**Written instruction:** Repeat the material exactly as it appears.

**Excerpted records:**
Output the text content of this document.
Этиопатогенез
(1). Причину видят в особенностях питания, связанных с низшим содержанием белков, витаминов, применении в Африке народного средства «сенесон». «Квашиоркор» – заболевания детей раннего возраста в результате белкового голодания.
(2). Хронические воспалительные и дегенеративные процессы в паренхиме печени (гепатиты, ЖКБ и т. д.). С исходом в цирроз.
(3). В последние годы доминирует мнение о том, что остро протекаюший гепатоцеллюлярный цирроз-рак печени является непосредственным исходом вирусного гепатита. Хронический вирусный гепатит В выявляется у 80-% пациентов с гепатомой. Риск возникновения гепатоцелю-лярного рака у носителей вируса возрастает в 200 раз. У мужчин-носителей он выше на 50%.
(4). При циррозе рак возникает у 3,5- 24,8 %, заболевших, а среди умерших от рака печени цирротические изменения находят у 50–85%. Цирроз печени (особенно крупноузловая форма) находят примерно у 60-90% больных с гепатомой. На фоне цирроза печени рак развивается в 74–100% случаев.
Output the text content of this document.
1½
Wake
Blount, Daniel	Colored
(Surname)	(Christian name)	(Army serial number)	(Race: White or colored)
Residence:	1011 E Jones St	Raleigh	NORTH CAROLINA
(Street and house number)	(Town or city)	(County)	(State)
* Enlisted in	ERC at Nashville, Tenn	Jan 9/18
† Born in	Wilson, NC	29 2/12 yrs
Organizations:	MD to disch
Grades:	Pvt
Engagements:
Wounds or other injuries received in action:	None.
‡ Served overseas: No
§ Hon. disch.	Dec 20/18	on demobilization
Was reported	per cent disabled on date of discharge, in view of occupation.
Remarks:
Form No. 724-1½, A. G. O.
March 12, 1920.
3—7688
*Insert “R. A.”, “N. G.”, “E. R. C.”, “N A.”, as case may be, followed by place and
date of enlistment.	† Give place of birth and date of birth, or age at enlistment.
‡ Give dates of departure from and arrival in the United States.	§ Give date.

**Exercise result:**
Output the text content of this document.
Этиопатогенез
(1). Причину видят в особенностях питания, связанных с низшим содержанием белков, витаминов, применении в Африке народного средства «сенесон». «Квашиоркор» – заболевания детей раннего возраста в результате белкового голодания.
(2). Хронические воспалительные и дегенеративные процессы в паренхиме печени (гепатиты, ЖКБ и т. д.). С исходом в цирроз.
(3). В последние годы доминирует мнение о том, что остро протекаюший гепатоцеллюлярный цирроз-рак печени является непосредственным исходом вирусного гепатита. Хронический вирусный гепатит В выявляется у 80-% пациентов с гепатомой. Риск возникновения гепатоцелю-лярного рака у носителей вируса возрастает в 200 раз. У мужчин-носителей он выше на 50%.
(4). При циррозе рак возникает у 3,5- 24,8 %, заболевших, а среди умерших от рака печени цирротические изменения находят у 50–85%. Цирроз печени (особенно крупноузловая форма) находят примерно у 60-90% больных с гепатомой. На фоне цирроза печени рак развивается в 74–100% случаев.
Output the text content of this document.
1½
Wake
Blount, Daniel	Colored
(Surname)	(Christian name)	(Army serial number)	(Race: White or colored)
Residence:	1011 E Jones St	Raleigh	NORTH CAROLINA
(Street and house number)	(Town or city)	(County)	(State)
* Enlisted in	ERC at Nashville, Tenn	Jan 9/18
† Born in	Wilson, NC	29 2/12 yrs
Organizations:	MD to disch
Grades:	Pvt
Engagements:
Wounds or other injuries received in action:	None.
‡ Served overseas: No
§ Hon. disch.	Dec 20/18	on demobilization
Was reported	per cent disabled on date of discharge, in view of occupation.
Remarks:
Form No. 724-1½, A. G. O.
March 12, 1920.
3—7688
*Insert “R. A.”, “N. G.”, “E. R. C.”, “N A.”, as case may be, followed by place and
date of enlistment.	† Give place of birth and date of birth, or age at enlistment.
‡ Give dates of departure from and arrival in the United States.	§ Give date.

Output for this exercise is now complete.